Return all the data, word for word.

• **A block of data**
####################
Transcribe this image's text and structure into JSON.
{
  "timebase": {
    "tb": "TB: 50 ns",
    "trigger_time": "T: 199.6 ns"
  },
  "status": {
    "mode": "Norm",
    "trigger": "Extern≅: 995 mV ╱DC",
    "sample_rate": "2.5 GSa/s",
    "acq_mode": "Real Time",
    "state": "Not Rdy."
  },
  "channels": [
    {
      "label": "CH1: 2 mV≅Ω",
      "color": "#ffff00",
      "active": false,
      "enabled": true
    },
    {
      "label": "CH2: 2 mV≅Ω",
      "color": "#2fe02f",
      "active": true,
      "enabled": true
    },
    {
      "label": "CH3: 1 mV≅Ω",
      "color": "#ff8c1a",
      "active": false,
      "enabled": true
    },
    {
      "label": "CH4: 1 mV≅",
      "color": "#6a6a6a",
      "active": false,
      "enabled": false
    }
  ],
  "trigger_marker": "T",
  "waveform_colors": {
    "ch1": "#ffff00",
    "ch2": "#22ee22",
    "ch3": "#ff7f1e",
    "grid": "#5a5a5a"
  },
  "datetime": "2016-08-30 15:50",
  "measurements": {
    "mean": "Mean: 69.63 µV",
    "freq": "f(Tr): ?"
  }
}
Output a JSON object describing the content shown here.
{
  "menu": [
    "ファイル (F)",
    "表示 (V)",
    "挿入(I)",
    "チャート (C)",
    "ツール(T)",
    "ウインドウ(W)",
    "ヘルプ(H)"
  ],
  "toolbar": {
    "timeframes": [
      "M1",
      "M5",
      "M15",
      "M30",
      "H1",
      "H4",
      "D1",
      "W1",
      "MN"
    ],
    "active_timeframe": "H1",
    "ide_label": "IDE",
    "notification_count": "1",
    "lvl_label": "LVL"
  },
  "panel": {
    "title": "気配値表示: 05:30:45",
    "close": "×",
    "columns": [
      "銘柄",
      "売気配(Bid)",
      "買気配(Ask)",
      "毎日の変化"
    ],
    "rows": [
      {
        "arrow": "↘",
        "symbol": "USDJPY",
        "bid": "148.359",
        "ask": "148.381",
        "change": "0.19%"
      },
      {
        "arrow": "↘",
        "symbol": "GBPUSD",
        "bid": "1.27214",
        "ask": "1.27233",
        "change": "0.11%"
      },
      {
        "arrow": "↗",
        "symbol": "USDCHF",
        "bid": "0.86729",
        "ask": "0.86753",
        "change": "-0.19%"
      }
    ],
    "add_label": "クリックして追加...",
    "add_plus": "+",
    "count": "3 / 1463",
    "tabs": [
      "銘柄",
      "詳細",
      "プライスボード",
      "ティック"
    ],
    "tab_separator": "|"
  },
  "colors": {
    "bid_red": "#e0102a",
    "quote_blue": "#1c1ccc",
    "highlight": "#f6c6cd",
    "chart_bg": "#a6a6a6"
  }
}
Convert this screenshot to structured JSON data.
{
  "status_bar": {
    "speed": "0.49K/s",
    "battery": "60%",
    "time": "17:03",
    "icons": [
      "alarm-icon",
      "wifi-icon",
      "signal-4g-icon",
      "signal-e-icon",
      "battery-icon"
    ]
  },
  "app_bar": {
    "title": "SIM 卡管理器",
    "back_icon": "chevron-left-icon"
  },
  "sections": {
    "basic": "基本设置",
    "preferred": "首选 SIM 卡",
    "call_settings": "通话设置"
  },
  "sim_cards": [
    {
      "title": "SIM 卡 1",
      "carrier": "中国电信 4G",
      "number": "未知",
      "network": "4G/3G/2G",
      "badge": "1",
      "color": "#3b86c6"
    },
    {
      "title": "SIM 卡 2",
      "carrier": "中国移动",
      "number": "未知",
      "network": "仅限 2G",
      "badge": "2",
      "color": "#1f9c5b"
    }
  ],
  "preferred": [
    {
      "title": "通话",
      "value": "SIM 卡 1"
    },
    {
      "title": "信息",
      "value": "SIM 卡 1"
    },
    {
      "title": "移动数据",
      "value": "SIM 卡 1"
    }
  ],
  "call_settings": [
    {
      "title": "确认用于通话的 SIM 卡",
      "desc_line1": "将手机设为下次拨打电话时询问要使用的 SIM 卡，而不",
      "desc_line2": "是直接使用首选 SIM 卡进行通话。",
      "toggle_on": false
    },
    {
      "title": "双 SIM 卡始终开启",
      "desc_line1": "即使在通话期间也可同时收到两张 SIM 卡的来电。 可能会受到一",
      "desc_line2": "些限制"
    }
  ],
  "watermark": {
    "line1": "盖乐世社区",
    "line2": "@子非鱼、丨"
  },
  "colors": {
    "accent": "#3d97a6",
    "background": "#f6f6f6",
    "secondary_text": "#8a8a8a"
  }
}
####################
• **RESPONSE TO THE TASK**
Transcribe this image's text and structure into JSON.
{
  "timebase": {
    "tb": "TB: 50 ns",
    "trigger_time": "T: 199.6 ns"
  },
  "status": {
    "mode": "Norm",
    "trigger": "Extern≅: 995 mV ╱DC",
    "sample_rate": "2.5 GSa/s",
    "acq_mode": "Real Time",
    "state": "Not Rdy."
  },
  "channels": [
    {
      "label": "CH1: 2 mV≅Ω",
      "color": "#ffff00",
      "active": false,
      "enabled": true
    },
    {
      "label": "CH2: 2 mV≅Ω",
      "color": "#2fe02f",
      "active": true,
      "enabled": true
    },
    {
      "label": "CH3: 1 mV≅Ω",
      "color": "#ff8c1a",
      "active": false,
      "enabled": true
    },
    {
      "label": "CH4: 1 mV≅",
      "color": "#6a6a6a",
      "active": false,
      "enabled": false
    }
  ],
  "trigger_marker": "T",
  "waveform_colors": {
    "ch1": "#ffff00",
    "ch2": "#22ee22",
    "ch3": "#ff7f1e",
    "grid": "#5a5a5a"
  },
  "datetime": "2016-08-30 15:50",
  "measurements": {
    "mean": "Mean: 69.63 µV",
    "freq": "f(Tr): ?"
  }
}
Output a JSON object describing the content shown here.
{
  "menu": [
    "ファイル (F)",
    "表示 (V)",
    "挿入(I)",
    "チャート (C)",
    "ツール(T)",
    "ウインドウ(W)",
    "ヘルプ(H)"
  ],
  "toolbar": {
    "timeframes": [
      "M1",
      "M5",
      "M15",
      "M30",
      "H1",
      "H4",
      "D1",
      "W1",
      "MN"
    ],
    "active_timeframe": "H1",
    "ide_label": "IDE",
    "notification_count": "1",
    "lvl_label": "LVL"
  },
  "panel": {
    "title": "気配値表示: 05:30:45",
    "close": "×",
    "columns": [
      "銘柄",
      "売気配(Bid)",
      "買気配(Ask)",
      "毎日の変化"
    ],
    "rows": [
      {
        "arrow": "↘",
        "symbol": "USDJPY",
        "bid": "148.359",
        "ask": "148.381",
        "change": "0.19%"
      },
      {
        "arrow": "↘",
        "symbol": "GBPUSD",
        "bid": "1.27214",
        "ask": "1.27233",
        "change": "0.11%"
      },
      {
        "arrow": "↗",
        "symbol": "USDCHF",
        "bid": "0.86729",
        "ask": "0.86753",
        "change": "-0.19%"
      }
    ],
    "add_label": "クリックして追加...",
    "add_plus": "+",
    "count": "3 / 1463",
    "tabs": [
      "銘柄",
      "詳細",
      "プライスボード",
      "ティック"
    ],
    "tab_separator": "|"
  },
  "colors": {
    "bid_red": "#e0102a",
    "quote_blue": "#1c1ccc",
    "highlight": "#f6c6cd",
    "chart_bg": "#a6a6a6"
  }
}
Convert this screenshot to structured JSON data.
{
  "status_bar": {
    "speed": "0.49K/s",
    "battery": "60%",
    "time": "17:03",
    "icons": [
      "alarm-icon",
      "wifi-icon",
      "signal-4g-icon",
      "signal-e-icon",
      "battery-icon"
    ]
  },
  "app_bar": {
    "title": "SIM 卡管理器",
    "back_icon": "chevron-left-icon"
  },
  "sections": {
    "basic": "基本设置",
    "preferred": "首选 SIM 卡",
    "call_settings": "通话设置"
  },
  "sim_cards": [
    {
      "title": "SIM 卡 1",
      "carrier": "中国电信 4G",
      "number": "未知",
      "network": "4G/3G/2G",
      "badge": "1",
      "color": "#3b86c6"
    },
    {
      "title": "SIM 卡 2",
      "carrier": "中国移动",
      "number": "未知",
      "network": "仅限 2G",
      "badge": "2",
      "color": "#1f9c5b"
    }
  ],
  "preferred": [
    {
      "title": "通话",
      "value": "SIM 卡 1"
    },
    {
      "title": "信息",
      "value": "SIM 卡 1"
    },
    {
      "title": "移动数据",
      "value": "SIM 卡 1"
    }
  ],
  "call_settings": [
    {
      "title": "确认用于通话的 SIM 卡",
      "desc_line1": "将手机设为下次拨打电话时询问要使用的 SIM 卡，而不",
      "desc_line2": "是直接使用首选 SIM 卡进行通话。",
      "toggle_on": false
    },
    {
      "title": "双 SIM 卡始终开启",
      "desc_line1": "即使在通话期间也可同时收到两张 SIM 卡的来电。 可能会受到一",
      "desc_line2": "些限制"
    }
  ],
  "watermark": {
    "line1": "盖乐世社区",
    "line2": "@子非鱼、丨"
  },
  "colors": {
    "accent": "#3d97a6",
    "background": "#f6f6f6",
    "secondary_text": "#8a8a8a"
  }
}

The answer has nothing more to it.